• **Records**:
+--
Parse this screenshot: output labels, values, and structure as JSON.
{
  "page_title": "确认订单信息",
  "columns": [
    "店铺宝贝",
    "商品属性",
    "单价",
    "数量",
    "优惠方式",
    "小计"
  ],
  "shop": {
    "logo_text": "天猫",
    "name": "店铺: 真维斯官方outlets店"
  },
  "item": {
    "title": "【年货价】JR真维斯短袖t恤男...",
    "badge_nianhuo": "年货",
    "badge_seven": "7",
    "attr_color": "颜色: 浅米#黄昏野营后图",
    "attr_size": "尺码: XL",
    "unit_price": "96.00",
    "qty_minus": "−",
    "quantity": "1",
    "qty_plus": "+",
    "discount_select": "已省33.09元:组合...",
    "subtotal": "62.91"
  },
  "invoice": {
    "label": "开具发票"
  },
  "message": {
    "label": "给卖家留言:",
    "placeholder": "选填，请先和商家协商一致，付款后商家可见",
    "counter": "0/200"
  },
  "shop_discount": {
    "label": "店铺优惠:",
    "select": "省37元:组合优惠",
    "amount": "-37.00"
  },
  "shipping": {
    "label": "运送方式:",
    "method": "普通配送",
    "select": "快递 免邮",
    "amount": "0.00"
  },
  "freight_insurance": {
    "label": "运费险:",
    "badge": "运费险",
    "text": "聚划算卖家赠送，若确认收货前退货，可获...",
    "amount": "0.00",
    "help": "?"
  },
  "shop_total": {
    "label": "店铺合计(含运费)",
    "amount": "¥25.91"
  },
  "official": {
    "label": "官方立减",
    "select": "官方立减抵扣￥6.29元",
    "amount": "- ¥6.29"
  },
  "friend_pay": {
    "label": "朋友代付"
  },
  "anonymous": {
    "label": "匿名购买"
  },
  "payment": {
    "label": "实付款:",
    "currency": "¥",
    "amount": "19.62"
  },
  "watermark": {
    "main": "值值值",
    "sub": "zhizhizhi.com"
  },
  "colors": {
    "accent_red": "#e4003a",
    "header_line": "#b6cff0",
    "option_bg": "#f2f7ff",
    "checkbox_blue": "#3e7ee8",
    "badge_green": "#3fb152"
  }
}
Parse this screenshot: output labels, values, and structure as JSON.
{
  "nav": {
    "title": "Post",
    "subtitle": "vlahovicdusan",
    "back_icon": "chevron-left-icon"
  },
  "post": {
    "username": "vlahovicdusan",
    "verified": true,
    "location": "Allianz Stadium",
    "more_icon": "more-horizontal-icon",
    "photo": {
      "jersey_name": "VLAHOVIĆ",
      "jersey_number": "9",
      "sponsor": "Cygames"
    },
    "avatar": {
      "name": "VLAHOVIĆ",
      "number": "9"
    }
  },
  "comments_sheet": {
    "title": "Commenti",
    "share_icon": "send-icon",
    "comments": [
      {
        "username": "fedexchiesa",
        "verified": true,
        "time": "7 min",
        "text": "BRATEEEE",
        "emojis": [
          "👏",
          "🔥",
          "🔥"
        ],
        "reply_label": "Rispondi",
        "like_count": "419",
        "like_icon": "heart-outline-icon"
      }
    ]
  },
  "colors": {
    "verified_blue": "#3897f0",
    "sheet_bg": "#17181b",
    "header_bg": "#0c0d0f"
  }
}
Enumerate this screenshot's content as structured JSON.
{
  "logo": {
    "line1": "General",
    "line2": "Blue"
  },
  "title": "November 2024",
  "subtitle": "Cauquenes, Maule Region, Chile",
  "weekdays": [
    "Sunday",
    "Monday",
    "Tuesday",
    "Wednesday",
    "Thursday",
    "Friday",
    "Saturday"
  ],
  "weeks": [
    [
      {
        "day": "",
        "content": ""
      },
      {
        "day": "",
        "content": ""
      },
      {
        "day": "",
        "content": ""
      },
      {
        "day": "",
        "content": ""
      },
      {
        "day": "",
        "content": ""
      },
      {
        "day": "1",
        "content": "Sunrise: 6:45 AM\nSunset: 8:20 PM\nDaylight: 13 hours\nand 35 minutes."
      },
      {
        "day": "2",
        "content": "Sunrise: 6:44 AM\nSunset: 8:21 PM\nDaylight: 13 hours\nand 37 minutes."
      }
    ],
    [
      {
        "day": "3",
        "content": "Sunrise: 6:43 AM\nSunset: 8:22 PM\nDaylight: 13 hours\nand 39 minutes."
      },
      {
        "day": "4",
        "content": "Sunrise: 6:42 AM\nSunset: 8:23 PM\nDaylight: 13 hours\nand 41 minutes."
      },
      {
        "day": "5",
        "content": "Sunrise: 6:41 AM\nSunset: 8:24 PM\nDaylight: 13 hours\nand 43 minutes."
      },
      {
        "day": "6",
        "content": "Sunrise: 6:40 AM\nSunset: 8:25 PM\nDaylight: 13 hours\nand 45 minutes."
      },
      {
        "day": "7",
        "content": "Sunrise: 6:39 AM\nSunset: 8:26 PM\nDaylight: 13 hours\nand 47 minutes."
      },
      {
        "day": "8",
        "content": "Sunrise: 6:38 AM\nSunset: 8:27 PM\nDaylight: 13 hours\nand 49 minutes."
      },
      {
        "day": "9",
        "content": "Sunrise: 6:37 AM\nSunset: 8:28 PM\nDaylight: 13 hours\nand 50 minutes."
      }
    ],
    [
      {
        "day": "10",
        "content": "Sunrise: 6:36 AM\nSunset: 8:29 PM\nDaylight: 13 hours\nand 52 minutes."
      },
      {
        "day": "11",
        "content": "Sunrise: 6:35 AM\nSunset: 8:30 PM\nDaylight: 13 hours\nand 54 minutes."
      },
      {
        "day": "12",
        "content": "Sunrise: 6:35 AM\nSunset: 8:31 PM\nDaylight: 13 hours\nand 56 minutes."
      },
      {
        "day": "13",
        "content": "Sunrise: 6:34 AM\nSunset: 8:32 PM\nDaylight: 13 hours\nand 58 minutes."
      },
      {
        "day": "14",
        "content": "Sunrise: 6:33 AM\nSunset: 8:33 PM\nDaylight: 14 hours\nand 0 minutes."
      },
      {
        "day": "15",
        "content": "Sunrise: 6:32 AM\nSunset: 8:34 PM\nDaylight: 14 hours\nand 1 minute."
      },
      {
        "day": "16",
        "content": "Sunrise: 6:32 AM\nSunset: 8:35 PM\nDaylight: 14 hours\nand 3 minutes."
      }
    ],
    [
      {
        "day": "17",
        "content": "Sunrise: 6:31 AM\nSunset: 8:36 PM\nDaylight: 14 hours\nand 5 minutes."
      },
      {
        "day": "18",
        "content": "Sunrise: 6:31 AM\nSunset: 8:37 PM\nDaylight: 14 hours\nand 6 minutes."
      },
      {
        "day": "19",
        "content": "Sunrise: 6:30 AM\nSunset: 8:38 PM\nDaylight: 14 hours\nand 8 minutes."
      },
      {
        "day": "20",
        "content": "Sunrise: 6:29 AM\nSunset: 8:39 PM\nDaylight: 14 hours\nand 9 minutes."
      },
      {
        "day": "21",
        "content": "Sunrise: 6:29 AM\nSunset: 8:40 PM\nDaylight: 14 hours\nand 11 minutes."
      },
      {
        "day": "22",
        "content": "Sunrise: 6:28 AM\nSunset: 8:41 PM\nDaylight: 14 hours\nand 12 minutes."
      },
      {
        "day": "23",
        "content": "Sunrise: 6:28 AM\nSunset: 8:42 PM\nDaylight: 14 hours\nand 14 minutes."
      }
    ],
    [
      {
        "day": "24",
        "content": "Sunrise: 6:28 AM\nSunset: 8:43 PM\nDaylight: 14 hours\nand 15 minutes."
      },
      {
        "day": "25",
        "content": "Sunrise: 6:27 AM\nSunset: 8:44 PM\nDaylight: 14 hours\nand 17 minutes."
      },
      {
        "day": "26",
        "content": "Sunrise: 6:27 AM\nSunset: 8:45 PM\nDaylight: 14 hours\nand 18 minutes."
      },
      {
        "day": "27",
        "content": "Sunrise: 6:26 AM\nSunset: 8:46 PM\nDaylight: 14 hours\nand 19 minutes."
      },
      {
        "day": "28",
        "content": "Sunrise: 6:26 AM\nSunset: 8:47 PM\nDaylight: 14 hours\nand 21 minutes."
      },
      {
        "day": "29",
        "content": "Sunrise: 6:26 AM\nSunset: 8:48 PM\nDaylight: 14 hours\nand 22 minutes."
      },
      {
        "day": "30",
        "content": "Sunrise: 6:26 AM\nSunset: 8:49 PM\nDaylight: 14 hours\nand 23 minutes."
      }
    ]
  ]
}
+--
Lines containing the string "VLAHOVIĆ" should be counted; reply with their number and nothing more.

• **Exercise response**:
2